__Aim of the exercise__
Copy out all lines carrying the word "Forecast".

── Supplied records

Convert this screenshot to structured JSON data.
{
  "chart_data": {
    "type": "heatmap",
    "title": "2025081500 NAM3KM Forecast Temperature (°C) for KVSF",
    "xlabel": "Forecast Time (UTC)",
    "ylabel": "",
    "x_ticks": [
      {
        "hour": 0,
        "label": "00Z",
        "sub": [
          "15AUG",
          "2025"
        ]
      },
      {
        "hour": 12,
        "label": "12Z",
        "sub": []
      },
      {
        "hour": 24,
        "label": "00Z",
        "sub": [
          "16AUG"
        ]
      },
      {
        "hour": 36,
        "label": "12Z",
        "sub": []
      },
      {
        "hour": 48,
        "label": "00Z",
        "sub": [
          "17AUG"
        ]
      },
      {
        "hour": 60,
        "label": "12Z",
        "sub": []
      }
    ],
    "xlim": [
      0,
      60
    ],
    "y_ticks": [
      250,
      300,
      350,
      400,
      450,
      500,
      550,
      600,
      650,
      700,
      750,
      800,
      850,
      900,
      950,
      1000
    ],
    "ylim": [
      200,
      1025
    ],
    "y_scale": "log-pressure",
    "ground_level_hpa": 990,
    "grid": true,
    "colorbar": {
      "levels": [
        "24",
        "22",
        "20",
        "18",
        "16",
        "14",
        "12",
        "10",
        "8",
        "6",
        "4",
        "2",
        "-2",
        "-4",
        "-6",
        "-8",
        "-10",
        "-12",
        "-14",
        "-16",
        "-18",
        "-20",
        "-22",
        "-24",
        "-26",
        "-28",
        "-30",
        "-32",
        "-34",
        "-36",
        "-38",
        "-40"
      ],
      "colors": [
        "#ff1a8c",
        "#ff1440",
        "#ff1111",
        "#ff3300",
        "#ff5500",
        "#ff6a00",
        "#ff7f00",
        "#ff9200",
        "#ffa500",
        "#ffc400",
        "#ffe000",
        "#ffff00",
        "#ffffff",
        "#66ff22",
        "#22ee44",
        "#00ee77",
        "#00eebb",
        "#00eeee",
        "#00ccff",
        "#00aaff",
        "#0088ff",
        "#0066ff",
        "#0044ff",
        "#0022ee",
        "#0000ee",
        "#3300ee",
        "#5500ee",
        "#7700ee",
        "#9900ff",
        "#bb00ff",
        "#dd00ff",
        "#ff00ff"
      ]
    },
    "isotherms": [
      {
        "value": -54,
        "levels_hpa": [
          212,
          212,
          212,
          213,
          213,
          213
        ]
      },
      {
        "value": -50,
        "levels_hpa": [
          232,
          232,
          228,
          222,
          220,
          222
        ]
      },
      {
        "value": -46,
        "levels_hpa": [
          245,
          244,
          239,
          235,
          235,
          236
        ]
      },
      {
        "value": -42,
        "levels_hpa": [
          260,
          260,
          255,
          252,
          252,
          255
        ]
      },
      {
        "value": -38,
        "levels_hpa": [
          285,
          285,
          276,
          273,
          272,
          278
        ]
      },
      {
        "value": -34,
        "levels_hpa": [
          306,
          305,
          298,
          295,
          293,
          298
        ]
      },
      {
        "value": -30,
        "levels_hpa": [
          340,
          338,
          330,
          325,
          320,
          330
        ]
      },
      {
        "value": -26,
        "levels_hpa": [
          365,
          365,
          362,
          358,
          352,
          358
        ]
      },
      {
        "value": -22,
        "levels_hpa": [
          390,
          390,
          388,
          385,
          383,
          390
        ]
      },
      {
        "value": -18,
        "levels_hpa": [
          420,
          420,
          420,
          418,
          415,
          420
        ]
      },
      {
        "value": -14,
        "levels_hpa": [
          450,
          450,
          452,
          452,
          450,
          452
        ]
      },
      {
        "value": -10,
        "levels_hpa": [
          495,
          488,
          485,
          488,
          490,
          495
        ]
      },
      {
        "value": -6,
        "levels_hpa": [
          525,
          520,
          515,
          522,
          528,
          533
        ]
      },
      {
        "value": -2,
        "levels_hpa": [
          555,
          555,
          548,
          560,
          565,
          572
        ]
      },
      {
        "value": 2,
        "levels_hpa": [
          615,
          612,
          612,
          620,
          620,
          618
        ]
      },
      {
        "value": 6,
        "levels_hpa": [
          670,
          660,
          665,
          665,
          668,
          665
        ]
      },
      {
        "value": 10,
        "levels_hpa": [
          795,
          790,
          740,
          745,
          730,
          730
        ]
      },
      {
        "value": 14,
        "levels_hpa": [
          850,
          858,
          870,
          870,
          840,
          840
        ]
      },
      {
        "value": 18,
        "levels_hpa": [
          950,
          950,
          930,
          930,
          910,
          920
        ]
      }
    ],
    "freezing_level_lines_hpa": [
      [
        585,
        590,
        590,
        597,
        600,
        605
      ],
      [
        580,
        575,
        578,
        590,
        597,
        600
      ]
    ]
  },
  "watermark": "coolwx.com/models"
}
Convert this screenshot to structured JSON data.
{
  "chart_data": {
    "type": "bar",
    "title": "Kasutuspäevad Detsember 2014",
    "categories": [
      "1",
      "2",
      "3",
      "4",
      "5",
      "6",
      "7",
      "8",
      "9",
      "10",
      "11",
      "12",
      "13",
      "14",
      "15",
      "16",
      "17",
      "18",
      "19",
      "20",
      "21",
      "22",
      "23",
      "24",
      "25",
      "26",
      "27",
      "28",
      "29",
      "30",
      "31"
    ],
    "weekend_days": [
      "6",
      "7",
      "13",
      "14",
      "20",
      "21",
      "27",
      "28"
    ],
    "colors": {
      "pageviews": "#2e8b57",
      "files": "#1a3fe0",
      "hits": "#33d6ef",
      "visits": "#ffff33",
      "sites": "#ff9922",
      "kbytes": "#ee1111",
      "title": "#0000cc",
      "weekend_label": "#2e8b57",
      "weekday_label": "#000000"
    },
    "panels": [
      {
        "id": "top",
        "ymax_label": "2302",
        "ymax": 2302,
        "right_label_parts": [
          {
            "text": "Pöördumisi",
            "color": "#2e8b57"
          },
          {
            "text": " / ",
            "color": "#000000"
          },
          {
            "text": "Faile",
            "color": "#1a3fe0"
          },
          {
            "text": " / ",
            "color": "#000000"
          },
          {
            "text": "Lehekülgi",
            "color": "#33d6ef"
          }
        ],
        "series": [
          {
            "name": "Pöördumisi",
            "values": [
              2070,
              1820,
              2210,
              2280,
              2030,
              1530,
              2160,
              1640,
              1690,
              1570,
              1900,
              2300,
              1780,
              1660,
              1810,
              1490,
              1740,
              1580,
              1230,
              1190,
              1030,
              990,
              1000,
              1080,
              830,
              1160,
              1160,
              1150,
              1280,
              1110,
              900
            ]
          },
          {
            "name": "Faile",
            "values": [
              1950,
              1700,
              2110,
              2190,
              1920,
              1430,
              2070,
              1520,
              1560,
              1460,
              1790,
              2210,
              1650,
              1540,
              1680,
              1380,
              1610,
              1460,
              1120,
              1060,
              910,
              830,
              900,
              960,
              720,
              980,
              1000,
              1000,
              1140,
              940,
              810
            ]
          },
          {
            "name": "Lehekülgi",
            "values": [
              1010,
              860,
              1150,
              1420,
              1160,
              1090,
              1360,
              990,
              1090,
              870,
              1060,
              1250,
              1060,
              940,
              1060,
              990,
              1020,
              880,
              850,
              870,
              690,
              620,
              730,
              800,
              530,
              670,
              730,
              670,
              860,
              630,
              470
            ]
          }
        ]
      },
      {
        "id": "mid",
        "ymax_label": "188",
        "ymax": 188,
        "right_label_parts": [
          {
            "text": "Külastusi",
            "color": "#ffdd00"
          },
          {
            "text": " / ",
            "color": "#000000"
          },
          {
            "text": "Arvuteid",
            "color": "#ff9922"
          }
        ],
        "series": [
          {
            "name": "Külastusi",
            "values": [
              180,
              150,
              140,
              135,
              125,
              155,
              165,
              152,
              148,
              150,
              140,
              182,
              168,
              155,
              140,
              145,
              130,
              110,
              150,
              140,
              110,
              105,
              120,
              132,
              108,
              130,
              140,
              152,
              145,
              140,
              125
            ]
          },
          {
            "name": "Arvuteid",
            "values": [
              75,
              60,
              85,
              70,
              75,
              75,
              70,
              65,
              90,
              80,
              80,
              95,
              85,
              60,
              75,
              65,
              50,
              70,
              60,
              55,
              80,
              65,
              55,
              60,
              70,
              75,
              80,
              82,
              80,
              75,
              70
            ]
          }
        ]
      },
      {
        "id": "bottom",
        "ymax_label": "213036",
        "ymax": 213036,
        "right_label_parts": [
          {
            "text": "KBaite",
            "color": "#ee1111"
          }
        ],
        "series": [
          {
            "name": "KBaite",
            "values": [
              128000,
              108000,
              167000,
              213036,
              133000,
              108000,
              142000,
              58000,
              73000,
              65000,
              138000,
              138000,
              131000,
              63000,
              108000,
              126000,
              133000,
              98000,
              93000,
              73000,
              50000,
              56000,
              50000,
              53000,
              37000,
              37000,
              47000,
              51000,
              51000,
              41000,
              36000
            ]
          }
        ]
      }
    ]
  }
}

────

__Answer to this problem__
    "title": "2025081500 NAM3KM Forecast Temperature (°C) for KVSF",
    "xlabel": "Forecast Time (UTC)",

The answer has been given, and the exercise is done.